### [What you should do]
Each entry below should be written out exactly as it is, with no pictures.

### [Material shown]
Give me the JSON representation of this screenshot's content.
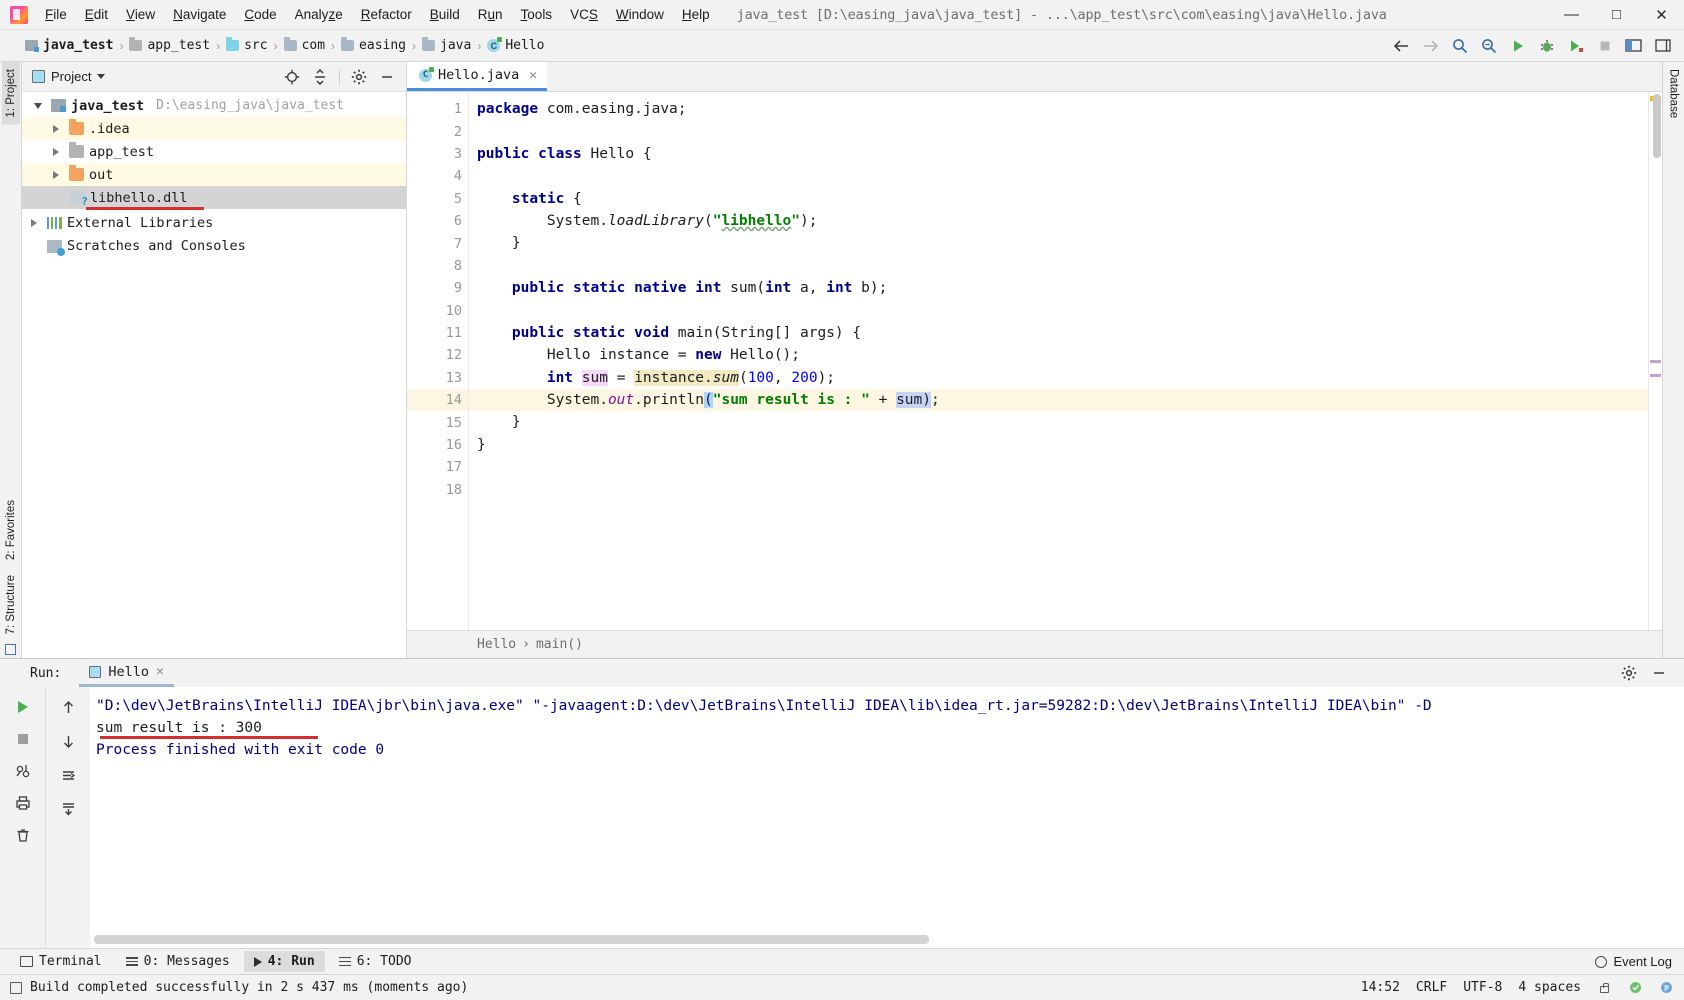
{
  "window": {
    "title": "java_test [D:\\easing_java\\java_test] - ...\\app_test\\src\\com\\easing\\java\\Hello.java",
    "minimize": "—",
    "maximize": "□",
    "close": "✕"
  },
  "menubar": {
    "items": [
      {
        "label": "File"
      },
      {
        "label": "Edit"
      },
      {
        "label": "View"
      },
      {
        "label": "Navigate"
      },
      {
        "label": "Code"
      },
      {
        "label": "Analyze"
      },
      {
        "label": "Refactor"
      },
      {
        "label": "Build"
      },
      {
        "label": "Run"
      },
      {
        "label": "Tools"
      },
      {
        "label": "VCS"
      },
      {
        "label": "Window"
      },
      {
        "label": "Help"
      }
    ]
  },
  "breadcrumb": {
    "items": [
      {
        "label": "java_test",
        "icon": "module-icon"
      },
      {
        "label": "app_test",
        "icon": "folder-grey-icon"
      },
      {
        "label": "src",
        "icon": "folder-blue-icon"
      },
      {
        "label": "com",
        "icon": "package-icon"
      },
      {
        "label": "easing",
        "icon": "package-icon"
      },
      {
        "label": "java",
        "icon": "package-icon"
      },
      {
        "label": "Hello",
        "icon": "class-icon"
      }
    ],
    "separator": "›"
  },
  "navbar_actions": [
    {
      "name": "back-arrow-icon"
    },
    {
      "name": "forward-arrow-icon"
    },
    {
      "name": "search-everywhere-icon"
    },
    {
      "name": "find-icon"
    },
    {
      "name": "run-icon"
    },
    {
      "name": "debug-icon"
    },
    {
      "name": "run-coverage-icon"
    },
    {
      "name": "stop-icon"
    },
    {
      "name": "layout-icon"
    },
    {
      "name": "settings-toggle-icon"
    }
  ],
  "project_panel": {
    "title": "Project",
    "actions": [
      "locate-icon",
      "collapse-all-icon",
      "gear-icon",
      "hide-icon"
    ],
    "tree": [
      {
        "label": "java_test",
        "path": "D:\\easing_java\\java_test",
        "icon": "project-icon",
        "expanded": true,
        "indent": 0,
        "bold": true,
        "highlight": "none"
      },
      {
        "label": ".idea",
        "path": "",
        "icon": "folder-orange-icon",
        "expanded": false,
        "indent": 1,
        "bold": false,
        "highlight": "yellow"
      },
      {
        "label": "app_test",
        "path": "",
        "icon": "folder-grey-icon",
        "expanded": false,
        "indent": 1,
        "bold": false,
        "highlight": "none"
      },
      {
        "label": "out",
        "path": "",
        "icon": "folder-orange-icon",
        "expanded": false,
        "indent": 1,
        "bold": false,
        "highlight": "yellow"
      },
      {
        "label": "libhello.dll",
        "path": "",
        "icon": "file-unknown-icon",
        "expanded": null,
        "indent": 2,
        "bold": false,
        "highlight": "selected"
      },
      {
        "label": "External Libraries",
        "path": "",
        "icon": "libraries-icon",
        "expanded": false,
        "indent": 0,
        "bold": false,
        "highlight": "none"
      },
      {
        "label": "Scratches and Consoles",
        "path": "",
        "icon": "scratches-icon",
        "expanded": null,
        "indent": 0,
        "bold": false,
        "highlight": "none"
      }
    ]
  },
  "left_rail": {
    "tabs": [
      {
        "label": "1: Project",
        "active": true
      },
      {
        "label": "2: Favorites",
        "active": false
      },
      {
        "label": "7: Structure",
        "active": false
      }
    ]
  },
  "right_rail": {
    "tabs": [
      {
        "label": "Database",
        "active": false
      }
    ]
  },
  "editor": {
    "tab": {
      "label": "Hello.java",
      "close": "✕",
      "icon": "java-class-icon"
    },
    "breadcrumb": {
      "class": "Hello",
      "method": "main()",
      "separator": "›"
    },
    "line_count": 18,
    "highlighted_line": 14,
    "lines": [
      {
        "n": 1,
        "text": "package com.easing.java;"
      },
      {
        "n": 2,
        "text": ""
      },
      {
        "n": 3,
        "text": "public class Hello {",
        "runmarker": true
      },
      {
        "n": 4,
        "text": ""
      },
      {
        "n": 5,
        "text": "    static {",
        "fold": "open"
      },
      {
        "n": 6,
        "text": "        System.loadLibrary(\"libhello\");"
      },
      {
        "n": 7,
        "text": "    }",
        "fold": "close"
      },
      {
        "n": 8,
        "text": ""
      },
      {
        "n": 9,
        "text": "    public static native int sum(int a, int b);"
      },
      {
        "n": 10,
        "text": ""
      },
      {
        "n": 11,
        "text": "    public static void main(String[] args) {",
        "runmarker": true,
        "fold": "open"
      },
      {
        "n": 12,
        "text": "        Hello instance = new Hello();"
      },
      {
        "n": 13,
        "text": "        int sum = instance.sum(100, 200);"
      },
      {
        "n": 14,
        "text": "        System.out.println(\"sum result is : \" + sum);"
      },
      {
        "n": 15,
        "text": "    }",
        "fold": "close"
      },
      {
        "n": 16,
        "text": "}"
      },
      {
        "n": 17,
        "text": ""
      },
      {
        "n": 18,
        "text": ""
      }
    ]
  },
  "run_panel": {
    "label": "Run:",
    "tab": {
      "label": "Hello",
      "close": "✕"
    },
    "toolbar": [
      "rerun-icon",
      "stop-icon",
      "filter-icon",
      "print-icon",
      "trash-icon"
    ],
    "toolbar2": [
      "scroll-up-icon",
      "scroll-down-icon",
      "soft-wrap-icon",
      "scroll-to-end-icon"
    ],
    "head_actions": [
      "gear-icon",
      "hide-icon"
    ],
    "console": [
      {
        "text": "\"D:\\dev\\JetBrains\\IntelliJ IDEA\\jbr\\bin\\java.exe\" \"-javaagent:D:\\dev\\JetBrains\\IntelliJ IDEA\\lib\\idea_rt.jar=59282:D:\\dev\\JetBrains\\IntelliJ IDEA\\bin\" -D",
        "type": "cmd"
      },
      {
        "text": "sum result is : 300",
        "type": "out"
      },
      {
        "text": "",
        "type": "out"
      },
      {
        "text": "Process finished with exit code 0",
        "type": "cmd"
      }
    ]
  },
  "bottom_tabs": [
    {
      "label": "Terminal",
      "icon": "terminal-icon",
      "active": false
    },
    {
      "label": "0: Messages",
      "icon": "messages-icon",
      "active": false
    },
    {
      "label": "4: Run",
      "icon": "run-icon",
      "active": true
    },
    {
      "label": "6: TODO",
      "icon": "todo-icon",
      "active": false
    }
  ],
  "bottom_right": {
    "label": "Event Log",
    "icon": "event-log-icon"
  },
  "statusbar": {
    "message": "Build completed successfully in 2 s 437 ms (moments ago)",
    "time": "14:52",
    "line_sep": "CRLF",
    "encoding": "UTF-8",
    "indent": "4 spaces",
    "icons": [
      "lock-icon",
      "inspections-icon",
      "notifications-icon"
    ]
  },
  "colors": {
    "accent": "#4a90d9",
    "keyword": "#00008f",
    "string": "#008000",
    "number": "#0000ff",
    "highlight_line": "#fdf6e3",
    "redline": "#d32f2f",
    "selection": "#c5d4f5"
  }
}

### [Output below]
Give me the JSON representation of this screenshot's content.
{
  "window": {
    "title": "java_test [D:\\easing_java\\java_test] - ...\\app_test\\src\\com\\easing\\java\\Hello.java",
    "minimize": "—",
    "maximize": "□",
    "close": "✕"
  },
  "menubar": {
    "items": [
      {
        "label": "File"
      },
      {
        "label": "Edit"
      },
      {
        "label": "View"
      },
      {
        "label": "Navigate"
      },
      {
        "label": "Code"
      },
      {
        "label": "Analyze"
      },
      {
        "label": "Refactor"
      },
      {
        "label": "Build"
      },
      {
        "label": "Run"
      },
      {
        "label": "Tools"
      },
      {
        "label": "VCS"
      },
      {
        "label": "Window"
      },
      {
        "label": "Help"
      }
    ]
  },
  "breadcrumb": {
    "items": [
      {
        "label": "java_test",
        "icon": "module-icon"
      },
      {
        "label": "app_test",
        "icon": "folder-grey-icon"
      },
      {
        "label": "src",
        "icon": "folder-blue-icon"
      },
      {
        "label": "com",
        "icon": "package-icon"
      },
      {
        "label": "easing",
        "icon": "package-icon"
      },
      {
        "label": "java",
        "icon": "package-icon"
      },
      {
        "label": "Hello",
        "icon": "class-icon"
      }
    ],
    "separator": "›"
  },
  "navbar_actions": [
    {
      "name": "back-arrow-icon"
    },
    {
      "name": "forward-arrow-icon"
    },
    {
      "name": "search-everywhere-icon"
    },
    {
      "name": "find-icon"
    },
    {
      "name": "run-icon"
    },
    {
      "name": "debug-icon"
    },
    {
      "name": "run-coverage-icon"
    },
    {
      "name": "stop-icon"
    },
    {
      "name": "layout-icon"
    },
    {
      "name": "settings-toggle-icon"
    }
  ],
  "project_panel": {
    "title": "Project",
    "actions": [
      "locate-icon",
      "collapse-all-icon",
      "gear-icon",
      "hide-icon"
    ],
    "tree": [
      {
        "label": "java_test",
        "path": "D:\\easing_java\\java_test",
        "icon": "project-icon",
        "expanded": true,
        "indent": 0,
        "bold": true,
        "highlight": "none"
      },
      {
        "label": ".idea",
        "path": "",
        "icon": "folder-orange-icon",
        "expanded": false,
        "indent": 1,
        "bold": false,
        "highlight": "yellow"
      },
      {
        "label": "app_test",
        "path": "",
        "icon": "folder-grey-icon",
        "expanded": false,
        "indent": 1,
        "bold": false,
        "highlight": "none"
      },
      {
        "label": "out",
        "path": "",
        "icon": "folder-orange-icon",
        "expanded": false,
        "indent": 1,
        "bold": false,
        "highlight": "yellow"
      },
      {
        "label": "libhello.dll",
        "path": "",
        "icon": "file-unknown-icon",
        "expanded": null,
        "indent": 2,
        "bold": false,
        "highlight": "selected"
      },
      {
        "label": "External Libraries",
        "path": "",
        "icon": "libraries-icon",
        "expanded": false,
        "indent": 0,
        "bold": false,
        "highlight": "none"
      },
      {
        "label": "Scratches and Consoles",
        "path": "",
        "icon": "scratches-icon",
        "expanded": null,
        "indent": 0,
        "bold": false,
        "highlight": "none"
      }
    ]
  },
  "left_rail": {
    "tabs": [
      {
        "label": "1: Project",
        "active": true
      },
      {
        "label": "2: Favorites",
        "active": false
      },
      {
        "label": "7: Structure",
        "active": false
      }
    ]
  },
  "right_rail": {
    "tabs": [
      {
        "label": "Database",
        "active": false
      }
    ]
  },
  "editor": {
    "tab": {
      "label": "Hello.java",
      "close": "✕",
      "icon": "java-class-icon"
    },
    "breadcrumb": {
      "class": "Hello",
      "method": "main()",
      "separator": "›"
    },
    "line_count": 18,
    "highlighted_line": 14,
    "lines": [
      {
        "n": 1,
        "text": "package com.easing.java;"
      },
      {
        "n": 2,
        "text": ""
      },
      {
        "n": 3,
        "text": "public class Hello {",
        "runmarker": true
      },
      {
        "n": 4,
        "text": ""
      },
      {
        "n": 5,
        "text": "    static {",
        "fold": "open"
      },
      {
        "n": 6,
        "text": "        System.loadLibrary(\"libhello\");"
      },
      {
        "n": 7,
        "text": "    }",
        "fold": "close"
      },
      {
        "n": 8,
        "text": ""
      },
      {
        "n": 9,
        "text": "    public static native int sum(int a, int b);"
      },
      {
        "n": 10,
        "text": ""
      },
      {
        "n": 11,
        "text": "    public static void main(String[] args) {",
        "runmarker": true,
        "fold": "open"
      },
      {
        "n": 12,
        "text": "        Hello instance = new Hello();"
      },
      {
        "n": 13,
        "text": "        int sum = instance.sum(100, 200);"
      },
      {
        "n": 14,
        "text": "        System.out.println(\"sum result is : \" + sum);"
      },
      {
        "n": 15,
        "text": "    }",
        "fold": "close"
      },
      {
        "n": 16,
        "text": "}"
      },
      {
        "n": 17,
        "text": ""
      },
      {
        "n": 18,
        "text": ""
      }
    ]
  },
  "run_panel": {
    "label": "Run:",
    "tab": {
      "label": "Hello",
      "close": "✕"
    },
    "toolbar": [
      "rerun-icon",
      "stop-icon",
      "filter-icon",
      "print-icon",
      "trash-icon"
    ],
    "toolbar2": [
      "scroll-up-icon",
      "scroll-down-icon",
      "soft-wrap-icon",
      "scroll-to-end-icon"
    ],
    "head_actions": [
      "gear-icon",
      "hide-icon"
    ],
    "console": [
      {
        "text": "\"D:\\dev\\JetBrains\\IntelliJ IDEA\\jbr\\bin\\java.exe\" \"-javaagent:D:\\dev\\JetBrains\\IntelliJ IDEA\\lib\\idea_rt.jar=59282:D:\\dev\\JetBrains\\IntelliJ IDEA\\bin\" -D",
        "type": "cmd"
      },
      {
        "text": "sum result is : 300",
        "type": "out"
      },
      {
        "text": "",
        "type": "out"
      },
      {
        "text": "Process finished with exit code 0",
        "type": "cmd"
      }
    ]
  },
  "bottom_tabs": [
    {
      "label": "Terminal",
      "icon": "terminal-icon",
      "active": false
    },
    {
      "label": "0: Messages",
      "icon": "messages-icon",
      "active": false
    },
    {
      "label": "4: Run",
      "icon": "run-icon",
      "active": true
    },
    {
      "label": "6: TODO",
      "icon": "todo-icon",
      "active": false
    }
  ],
  "bottom_right": {
    "label": "Event Log",
    "icon": "event-log-icon"
  },
  "statusbar": {
    "message": "Build completed successfully in 2 s 437 ms (moments ago)",
    "time": "14:52",
    "line_sep": "CRLF",
    "encoding": "UTF-8",
    "indent": "4 spaces",
    "icons": [
      "lock-icon",
      "inspections-icon",
      "notifications-icon"
    ]
  },
  "colors": {
    "accent": "#4a90d9",
    "keyword": "#00008f",
    "string": "#008000",
    "number": "#0000ff",
    "highlight_line": "#fdf6e3",
    "redline": "#d32f2f",
    "selection": "#c5d4f5"
  }
}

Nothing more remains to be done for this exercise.